## Directions for this task
Copy out the listing that follows, exactly, without its pictures.
---------- Material for this exercise
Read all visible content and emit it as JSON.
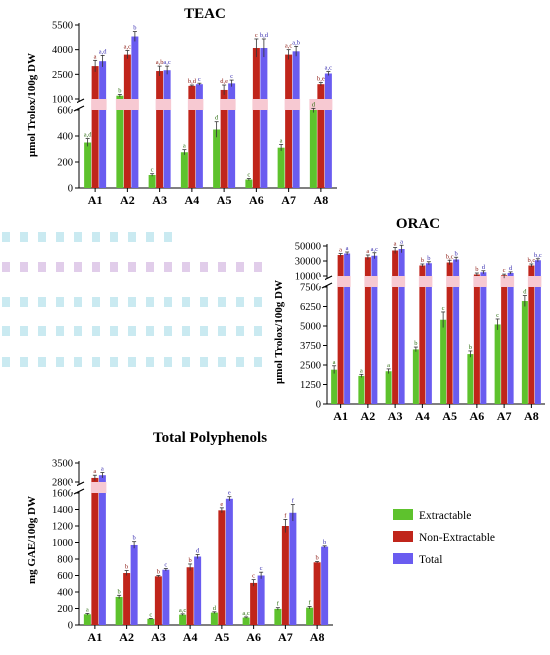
{
  "chart_data": [
    {
      "type": "bar",
      "title": "TEAC",
      "ylabel": "μmol Trolox/100g DW",
      "categories": [
        "A1",
        "A2",
        "A3",
        "A4",
        "A5",
        "A6",
        "A7",
        "A8"
      ],
      "series": [
        {
          "name": "Extractable",
          "values": [
            350,
            1200,
            100,
            275,
            450,
            65,
            310,
            620
          ],
          "errors": [
            30,
            80,
            10,
            20,
            60,
            8,
            25,
            40
          ],
          "letters": [
            "a,d",
            "b",
            "c",
            "a",
            "d",
            "c",
            "a",
            "d"
          ]
        },
        {
          "name": "Non-Extractable",
          "values": [
            3000,
            3700,
            2700,
            1800,
            1550,
            4100,
            3700,
            1900
          ],
          "errors": [
            350,
            250,
            300,
            50,
            300,
            550,
            300,
            100
          ],
          "letters": [
            "a",
            "a,c",
            "a,b",
            "b,d",
            "d,e",
            "c",
            "a,c",
            "b,e"
          ]
        },
        {
          "name": "Total",
          "values": [
            3300,
            4800,
            2750,
            1900,
            1950,
            4100,
            3900,
            2550
          ],
          "errors": [
            350,
            300,
            250,
            60,
            200,
            550,
            300,
            120
          ],
          "letters": [
            "a,d",
            "b",
            "a,c",
            "c",
            "c",
            "b,d",
            "a,b",
            "a,c"
          ]
        }
      ],
      "yticks_low": [
        0,
        200,
        400,
        600
      ],
      "yticks_high": [
        1000,
        2500,
        4000,
        5500
      ],
      "ybreak": [
        700,
        1000
      ],
      "ylim": [
        0,
        5500
      ]
    },
    {
      "type": "bar",
      "title": "ORAC",
      "ylabel": "μmol Trolox/100g DW",
      "categories": [
        "A1",
        "A2",
        "A3",
        "A4",
        "A5",
        "A6",
        "A7",
        "A8"
      ],
      "series": [
        {
          "name": "Extractable",
          "values": [
            2200,
            1800,
            2100,
            3500,
            5400,
            3200,
            5100,
            6600
          ],
          "errors": [
            250,
            100,
            150,
            150,
            500,
            200,
            350,
            350
          ],
          "letters": [
            "a",
            "a",
            "a",
            "b",
            "c",
            "b",
            "c",
            "d"
          ]
        },
        {
          "name": "Non-Extractable",
          "values": [
            38000,
            35000,
            44000,
            24000,
            28000,
            12000,
            11000,
            24000
          ],
          "errors": [
            2000,
            3000,
            4000,
            2000,
            3000,
            2000,
            1500,
            2000
          ],
          "letters": [
            "a",
            "a",
            "a",
            "b",
            "b,c",
            "b",
            "c",
            "b,c"
          ]
        },
        {
          "name": "Total",
          "values": [
            40000,
            37000,
            46000,
            27000,
            32000,
            15000,
            14000,
            31000
          ],
          "errors": [
            2000,
            4000,
            5000,
            2000,
            3000,
            2000,
            1500,
            2000
          ],
          "letters": [
            "a",
            "a,c",
            "a",
            "b",
            "b",
            "d",
            "d",
            "b,c"
          ]
        }
      ],
      "yticks_low": [
        0,
        1250,
        2500,
        3750,
        5000,
        6250,
        7500
      ],
      "yticks_high": [
        10000,
        30000,
        50000
      ],
      "ybreak": [
        7500,
        10000
      ],
      "ylim": [
        0,
        50000
      ]
    },
    {
      "type": "bar",
      "title": "Total Polyphenols",
      "ylabel": "mg GAE/100g DW",
      "categories": [
        "A1",
        "A2",
        "A3",
        "A4",
        "A5",
        "A6",
        "A7",
        "A8"
      ],
      "series": [
        {
          "name": "Extractable",
          "values": [
            130,
            340,
            75,
            125,
            150,
            90,
            195,
            210
          ],
          "errors": [
            10,
            20,
            5,
            10,
            10,
            8,
            15,
            15
          ],
          "letters": [
            "a",
            "b",
            "c",
            "a,c",
            "d",
            "a,c",
            "f",
            "f"
          ]
        },
        {
          "name": "Non-Extractable",
          "values": [
            2950,
            630,
            590,
            700,
            1390,
            510,
            1200,
            760
          ],
          "errors": [
            100,
            30,
            10,
            40,
            30,
            40,
            80,
            10
          ],
          "letters": [
            "a",
            "b",
            "b",
            "b",
            "e",
            "c",
            "f",
            "b"
          ]
        },
        {
          "name": "Total",
          "values": [
            3050,
            970,
            670,
            830,
            1530,
            600,
            1360,
            950
          ],
          "errors": [
            100,
            40,
            15,
            25,
            25,
            40,
            100,
            10
          ],
          "letters": [
            "a",
            "b",
            "c",
            "d",
            "e",
            "c",
            "f",
            "b"
          ]
        }
      ],
      "yticks_low": [
        0,
        200,
        400,
        600,
        800,
        1000,
        1200,
        1400,
        1600
      ],
      "yticks_high": [
        2800,
        3500
      ],
      "ybreak": [
        1600,
        2800
      ],
      "ylim": [
        0,
        3500
      ]
    }
  ],
  "legend": {
    "items": [
      {
        "label": "Extractable",
        "color": "#5ec22d"
      },
      {
        "label": "Non-Extractable",
        "color": "#c0251b"
      },
      {
        "label": "Total",
        "color": "#6a5cf0"
      }
    ]
  },
  "colors": {
    "extractable": "#5ec22d",
    "non_extractable": "#c0251b",
    "total": "#6a5cf0"
  }
}
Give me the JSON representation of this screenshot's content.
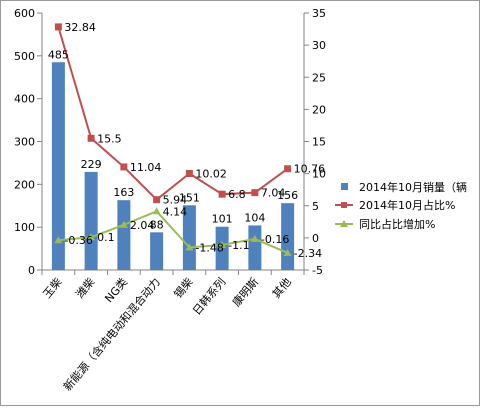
{
  "chart_data": {
    "type": "bar",
    "categories": [
      "玉柴",
      "潍柴",
      "NG类",
      "新能源（含纯电动和混合动力",
      "锡柴",
      "日韩系列",
      "康明斯",
      "其他"
    ],
    "series": [
      {
        "name": "2014年10月销量（辆",
        "type": "bar",
        "axis": "left",
        "color": "#4f81bd",
        "values": [
          485,
          229,
          163,
          88,
          151,
          101,
          104,
          156
        ],
        "labels": [
          "485",
          "229",
          "163",
          "88",
          "151",
          "101",
          "104",
          "156"
        ]
      },
      {
        "name": "2014年10月占比%",
        "type": "line",
        "axis": "right",
        "color": "#c0504d",
        "marker": "square",
        "values": [
          32.84,
          15.5,
          11.04,
          5.94,
          10.02,
          6.8,
          7.04,
          10.76
        ],
        "labels": [
          "32.84",
          "15.5",
          "11.04",
          "5.94",
          "10.02",
          "6.8",
          "7.04",
          "10.76"
        ]
      },
      {
        "name": "同比占比增加%",
        "type": "line",
        "axis": "right",
        "color": "#9bbb59",
        "marker": "triangle",
        "values": [
          -0.36,
          0.1,
          2.04,
          4.14,
          -1.48,
          -1.1,
          -0.16,
          -2.34
        ],
        "labels": [
          "-0.36",
          "0.1",
          "2.04",
          "4.14",
          "-1.48",
          "-1.1",
          "-0.16",
          "-2.34"
        ]
      }
    ],
    "y_left": {
      "ylim": [
        0,
        600
      ],
      "ticks": [
        "0",
        "100",
        "200",
        "300",
        "400",
        "500",
        "600"
      ]
    },
    "y_right": {
      "ylim": [
        -5,
        35
      ],
      "ticks": [
        "-5",
        "0",
        "5",
        "10",
        "15",
        "20",
        "25",
        "30",
        "35"
      ]
    },
    "grid": false,
    "legend_position": "right"
  }
}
--------------------
## Solution to this task
Read all visible content and emit it as JSON.
{
  "chart_data": [
    {
      "type": "bar",
      "title": "TEAC",
      "ylabel": "μmol Trolox/100g DW",
      "categories": [
        "A1",
        "A2",
        "A3",
        "A4",
        "A5",
        "A6",
        "A7",
        "A8"
      ],
      "series": [
        {
          "name": "Extractable",
          "values": [
            350,
            1200,
            100,
            275,
            450,
            65,
            310,
            620
          ],
          "errors": [
            30,
            80,
            10,
            20,
            60,
            8,
            25,
            40
          ],
          "letters": [
            "a,d",
            "b",
            "c",
            "a",
            "d",
            "c",
            "a",
            "d"
          ]
        },
        {
          "name": "Non-Extractable",
          "values": [
            3000,
            3700,
            2700,
            1800,
            1550,
            4100,
            3700,
            1900
          ],
          "errors": [
            350,
            250,
            300,
            50,
            300,
            550,
            300,
            100
          ],
          "letters": [
            "a",
            "a,c",
            "a,b",
            "b,d",
            "d,e",
            "c",
            "a,c",
            "b,e"
          ]
        },
        {
          "name": "Total",
          "values": [
            3300,
            4800,
            2750,
            1900,
            1950,
            4100,
            3900,
            2550
          ],
          "errors": [
            350,
            300,
            250,
            60,
            200,
            550,
            300,
            120
          ],
          "letters": [
            "a,d",
            "b",
            "a,c",
            "c",
            "c",
            "b,d",
            "a,b",
            "a,c"
          ]
        }
      ],
      "yticks_low": [
        0,
        200,
        400,
        600
      ],
      "yticks_high": [
        1000,
        2500,
        4000,
        5500
      ],
      "ybreak": [
        700,
        1000
      ],
      "ylim": [
        0,
        5500
      ]
    },
    {
      "type": "bar",
      "title": "ORAC",
      "ylabel": "μmol Trolox/100g DW",
      "categories": [
        "A1",
        "A2",
        "A3",
        "A4",
        "A5",
        "A6",
        "A7",
        "A8"
      ],
      "series": [
        {
          "name": "Extractable",
          "values": [
            2200,
            1800,
            2100,
            3500,
            5400,
            3200,
            5100,
            6600
          ],
          "errors": [
            250,
            100,
            150,
            150,
            500,
            200,
            350,
            350
          ],
          "letters": [
            "a",
            "a",
            "a",
            "b",
            "c",
            "b",
            "c",
            "d"
          ]
        },
        {
          "name": "Non-Extractable",
          "values": [
            38000,
            35000,
            44000,
            24000,
            28000,
            12000,
            11000,
            24000
          ],
          "errors": [
            2000,
            3000,
            4000,
            2000,
            3000,
            2000,
            1500,
            2000
          ],
          "letters": [
            "a",
            "a",
            "a",
            "b",
            "b,c",
            "b",
            "c",
            "b,c"
          ]
        },
        {
          "name": "Total",
          "values": [
            40000,
            37000,
            46000,
            27000,
            32000,
            15000,
            14000,
            31000
          ],
          "errors": [
            2000,
            4000,
            5000,
            2000,
            3000,
            2000,
            1500,
            2000
          ],
          "letters": [
            "a",
            "a,c",
            "a",
            "b",
            "b",
            "d",
            "d",
            "b,c"
          ]
        }
      ],
      "yticks_low": [
        0,
        1250,
        2500,
        3750,
        5000,
        6250,
        7500
      ],
      "yticks_high": [
        10000,
        30000,
        50000
      ],
      "ybreak": [
        7500,
        10000
      ],
      "ylim": [
        0,
        50000
      ]
    },
    {
      "type": "bar",
      "title": "Total Polyphenols",
      "ylabel": "mg GAE/100g DW",
      "categories": [
        "A1",
        "A2",
        "A3",
        "A4",
        "A5",
        "A6",
        "A7",
        "A8"
      ],
      "series": [
        {
          "name": "Extractable",
          "values": [
            130,
            340,
            75,
            125,
            150,
            90,
            195,
            210
          ],
          "errors": [
            10,
            20,
            5,
            10,
            10,
            8,
            15,
            15
          ],
          "letters": [
            "a",
            "b",
            "c",
            "a,c",
            "d",
            "a,c",
            "f",
            "f"
          ]
        },
        {
          "name": "Non-Extractable",
          "values": [
            2950,
            630,
            590,
            700,
            1390,
            510,
            1200,
            760
          ],
          "errors": [
            100,
            30,
            10,
            40,
            30,
            40,
            80,
            10
          ],
          "letters": [
            "a",
            "b",
            "b",
            "b",
            "e",
            "c",
            "f",
            "b"
          ]
        },
        {
          "name": "Total",
          "values": [
            3050,
            970,
            670,
            830,
            1530,
            600,
            1360,
            950
          ],
          "errors": [
            100,
            40,
            15,
            25,
            25,
            40,
            100,
            10
          ],
          "letters": [
            "a",
            "b",
            "c",
            "d",
            "e",
            "c",
            "f",
            "b"
          ]
        }
      ],
      "yticks_low": [
        0,
        200,
        400,
        600,
        800,
        1000,
        1200,
        1400,
        1600
      ],
      "yticks_high": [
        2800,
        3500
      ],
      "ybreak": [
        1600,
        2800
      ],
      "ylim": [
        0,
        3500
      ]
    }
  ],
  "legend": {
    "items": [
      {
        "label": "Extractable",
        "color": "#5ec22d"
      },
      {
        "label": "Non-Extractable",
        "color": "#c0251b"
      },
      {
        "label": "Total",
        "color": "#6a5cf0"
      }
    ]
  },
  "colors": {
    "extractable": "#5ec22d",
    "non_extractable": "#c0251b",
    "total": "#6a5cf0"
  }
}
Give me the JSON representation of this screenshot's content.
{
  "chart_data": {
    "type": "bar",
    "categories": [
      "玉柴",
      "潍柴",
      "NG类",
      "新能源（含纯电动和混合动力",
      "锡柴",
      "日韩系列",
      "康明斯",
      "其他"
    ],
    "series": [
      {
        "name": "2014年10月销量（辆",
        "type": "bar",
        "axis": "left",
        "color": "#4f81bd",
        "values": [
          485,
          229,
          163,
          88,
          151,
          101,
          104,
          156
        ],
        "labels": [
          "485",
          "229",
          "163",
          "88",
          "151",
          "101",
          "104",
          "156"
        ]
      },
      {
        "name": "2014年10月占比%",
        "type": "line",
        "axis": "right",
        "color": "#c0504d",
        "marker": "square",
        "values": [
          32.84,
          15.5,
          11.04,
          5.94,
          10.02,
          6.8,
          7.04,
          10.76
        ],
        "labels": [
          "32.84",
          "15.5",
          "11.04",
          "5.94",
          "10.02",
          "6.8",
          "7.04",
          "10.76"
        ]
      },
      {
        "name": "同比占比增加%",
        "type": "line",
        "axis": "right",
        "color": "#9bbb59",
        "marker": "triangle",
        "values": [
          -0.36,
          0.1,
          2.04,
          4.14,
          -1.48,
          -1.1,
          -0.16,
          -2.34
        ],
        "labels": [
          "-0.36",
          "0.1",
          "2.04",
          "4.14",
          "-1.48",
          "-1.1",
          "-0.16",
          "-2.34"
        ]
      }
    ],
    "y_left": {
      "ylim": [
        0,
        600
      ],
      "ticks": [
        "0",
        "100",
        "200",
        "300",
        "400",
        "500",
        "600"
      ]
    },
    "y_right": {
      "ylim": [
        -5,
        35
      ],
      "ticks": [
        "-5",
        "0",
        "5",
        "10",
        "15",
        "20",
        "25",
        "30",
        "35"
      ]
    },
    "grid": false,
    "legend_position": "right"
  }
}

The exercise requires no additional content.